Write out every entry precisely as given, leaving the pictures out.

*Data section*:
=======
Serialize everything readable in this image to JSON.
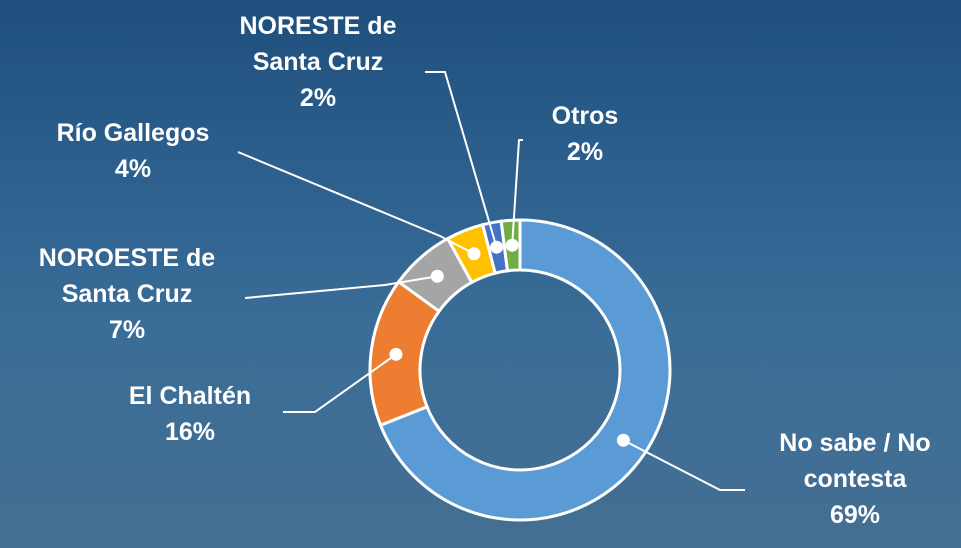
{
  "chart_data": {
    "type": "donut",
    "categories": [
      "No sabe / No contesta",
      "El Chaltén",
      "NOROESTE de Santa Cruz",
      "Río Gallegos",
      "NORESTE de Santa Cruz",
      "Otros"
    ],
    "values": [
      69,
      16,
      7,
      4,
      2,
      2
    ],
    "value_labels": [
      "69%",
      "16%",
      "7%",
      "4%",
      "2%",
      "2%"
    ],
    "colors": [
      "#5b9bd5",
      "#ed7d31",
      "#a5a5a5",
      "#ffc000",
      "#4472c4",
      "#70ad47"
    ]
  }
}
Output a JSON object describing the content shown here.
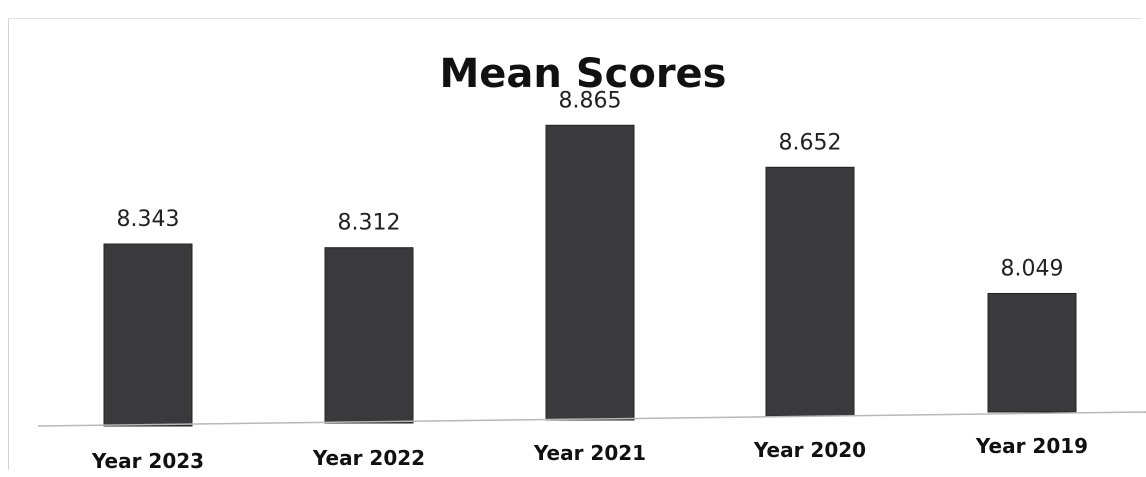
{
  "chart_data": {
    "type": "bar",
    "title": "Mean Scores",
    "categories": [
      "Year 2023",
      "Year 2022",
      "Year 2021",
      "Year 2020",
      "Year 2019"
    ],
    "values": [
      8.343,
      8.312,
      8.865,
      8.652,
      8.049
    ],
    "value_labels": [
      "8.343",
      "8.312",
      "8.865",
      "8.652",
      "8.049"
    ],
    "xlabel": "",
    "ylabel": "",
    "ylim": [
      7.5,
      9.0
    ],
    "grid": false,
    "legend": "none",
    "bar_color": "#3a3a3c"
  }
}
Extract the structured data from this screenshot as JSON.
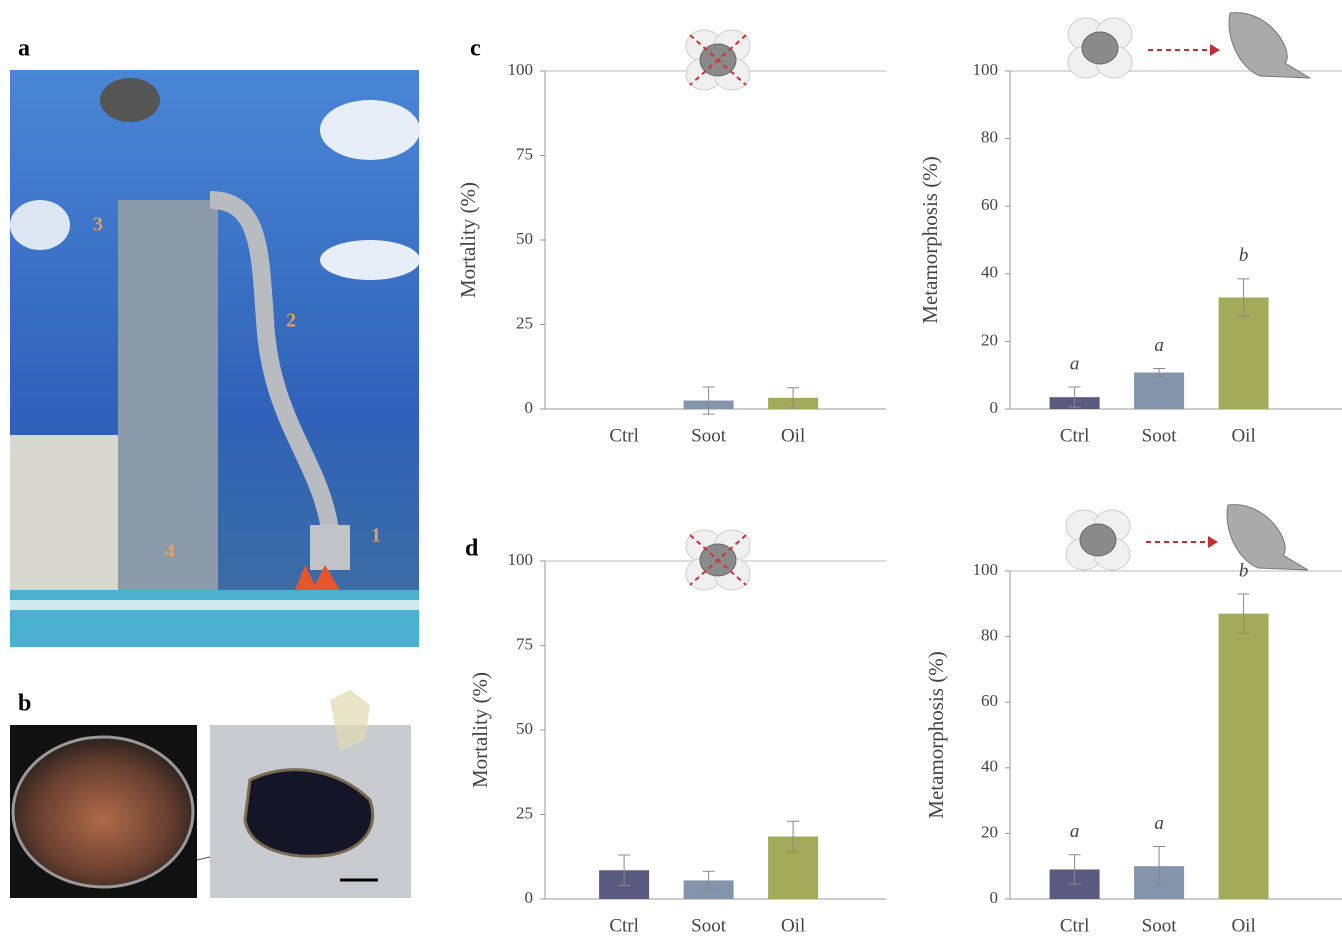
{
  "panel_labels": [
    "a",
    "b",
    "c",
    "d"
  ],
  "photo_labels": [
    "1",
    "2",
    "3",
    "4"
  ],
  "chart_data": [
    {
      "type": "bar",
      "ylabel": "Mortality (%)",
      "categories": [
        "Ctrl",
        "Soot",
        "Oil"
      ],
      "values": [
        0,
        2.5,
        3.3
      ],
      "errors": [
        0,
        4,
        3
      ],
      "colors": [
        "#5a5a80",
        "#8494ab",
        "#a2ab5a"
      ],
      "ylim": [
        0,
        100
      ],
      "yticks": [
        0,
        25,
        50,
        75,
        100
      ]
    },
    {
      "type": "bar",
      "ylabel": "Metamorphosis (%)",
      "categories": [
        "Ctrl",
        "Soot",
        "Oil"
      ],
      "values": [
        3.5,
        10.8,
        33
      ],
      "errors": [
        3,
        1.2,
        5.5
      ],
      "colors": [
        "#5a5a80",
        "#8494ab",
        "#a2ab5a"
      ],
      "annotations": [
        "a",
        "a",
        "b"
      ],
      "ylim": [
        0,
        100
      ],
      "yticks": [
        0,
        20,
        40,
        60,
        80,
        100
      ]
    },
    {
      "type": "bar",
      "ylabel": "Mortality (%)",
      "categories": [
        "Ctrl",
        "Soot",
        "Oil"
      ],
      "values": [
        8.5,
        5.5,
        18.5
      ],
      "errors": [
        4.5,
        2.7,
        4.5
      ],
      "colors": [
        "#5a5a80",
        "#8494ab",
        "#a2ab5a"
      ],
      "ylim": [
        0,
        100
      ],
      "yticks": [
        0,
        25,
        50,
        75,
        100
      ]
    },
    {
      "type": "bar",
      "ylabel": "Metamorphosis (%)",
      "categories": [
        "Ctrl",
        "Soot",
        "Oil"
      ],
      "values": [
        9,
        10,
        87
      ],
      "errors": [
        4.5,
        6,
        6
      ],
      "colors": [
        "#5a5a80",
        "#8494ab",
        "#a2ab5a"
      ],
      "annotations": [
        "a",
        "a",
        "b"
      ],
      "ylim": [
        0,
        100
      ],
      "yticks": [
        0,
        20,
        40,
        60,
        80,
        100
      ]
    }
  ]
}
=======
*Answer below*:
Serialize everything readable in this image to JSON.
{
  "chart_data": {
    "type": "donut",
    "categories": [
      "No sabe / No contesta",
      "El Chaltén",
      "NOROESTE de Santa Cruz",
      "Río Gallegos",
      "NORESTE de Santa Cruz",
      "Otros"
    ],
    "values": [
      69,
      16,
      7,
      4,
      2,
      2
    ],
    "value_labels": [
      "69%",
      "16%",
      "7%",
      "4%",
      "2%",
      "2%"
    ],
    "colors": [
      "#5b9bd5",
      "#ed7d31",
      "#a5a5a5",
      "#ffc000",
      "#4472c4",
      "#70ad47"
    ]
  }
}
Output a JSON object describing the content shown here.
{
  "chart_data": {
    "type": "bar",
    "title": "Mean Scores",
    "categories": [
      "Year 2023",
      "Year 2022",
      "Year 2021",
      "Year 2020",
      "Year 2019"
    ],
    "values": [
      8.343,
      8.312,
      8.865,
      8.652,
      8.049
    ],
    "value_labels": [
      "8.343",
      "8.312",
      "8.865",
      "8.652",
      "8.049"
    ],
    "xlabel": "",
    "ylabel": "",
    "ylim": [
      7.5,
      9.0
    ],
    "grid": false,
    "legend": "none",
    "bar_color": "#3a3a3c"
  }
}
Extract the structured data from this screenshot as JSON.
{
  "panel_labels": [
    "a",
    "b",
    "c",
    "d"
  ],
  "photo_labels": [
    "1",
    "2",
    "3",
    "4"
  ],
  "chart_data": [
    {
      "type": "bar",
      "ylabel": "Mortality (%)",
      "categories": [
        "Ctrl",
        "Soot",
        "Oil"
      ],
      "values": [
        0,
        2.5,
        3.3
      ],
      "errors": [
        0,
        4,
        3
      ],
      "colors": [
        "#5a5a80",
        "#8494ab",
        "#a2ab5a"
      ],
      "ylim": [
        0,
        100
      ],
      "yticks": [
        0,
        25,
        50,
        75,
        100
      ]
    },
    {
      "type": "bar",
      "ylabel": "Metamorphosis (%)",
      "categories": [
        "Ctrl",
        "Soot",
        "Oil"
      ],
      "values": [
        3.5,
        10.8,
        33
      ],
      "errors": [
        3,
        1.2,
        5.5
      ],
      "colors": [
        "#5a5a80",
        "#8494ab",
        "#a2ab5a"
      ],
      "annotations": [
        "a",
        "a",
        "b"
      ],
      "ylim": [
        0,
        100
      ],
      "yticks": [
        0,
        20,
        40,
        60,
        80,
        100
      ]
    },
    {
      "type": "bar",
      "ylabel": "Mortality (%)",
      "categories": [
        "Ctrl",
        "Soot",
        "Oil"
      ],
      "values": [
        8.5,
        5.5,
        18.5
      ],
      "errors": [
        4.5,
        2.7,
        4.5
      ],
      "colors": [
        "#5a5a80",
        "#8494ab",
        "#a2ab5a"
      ],
      "ylim": [
        0,
        100
      ],
      "yticks": [
        0,
        25,
        50,
        75,
        100
      ]
    },
    {
      "type": "bar",
      "ylabel": "Metamorphosis (%)",
      "categories": [
        "Ctrl",
        "Soot",
        "Oil"
      ],
      "values": [
        9,
        10,
        87
      ],
      "errors": [
        4.5,
        6,
        6
      ],
      "colors": [
        "#5a5a80",
        "#8494ab",
        "#a2ab5a"
      ],
      "annotations": [
        "a",
        "a",
        "b"
      ],
      "ylim": [
        0,
        100
      ],
      "yticks": [
        0,
        20,
        40,
        60,
        80,
        100
      ]
    }
  ]
}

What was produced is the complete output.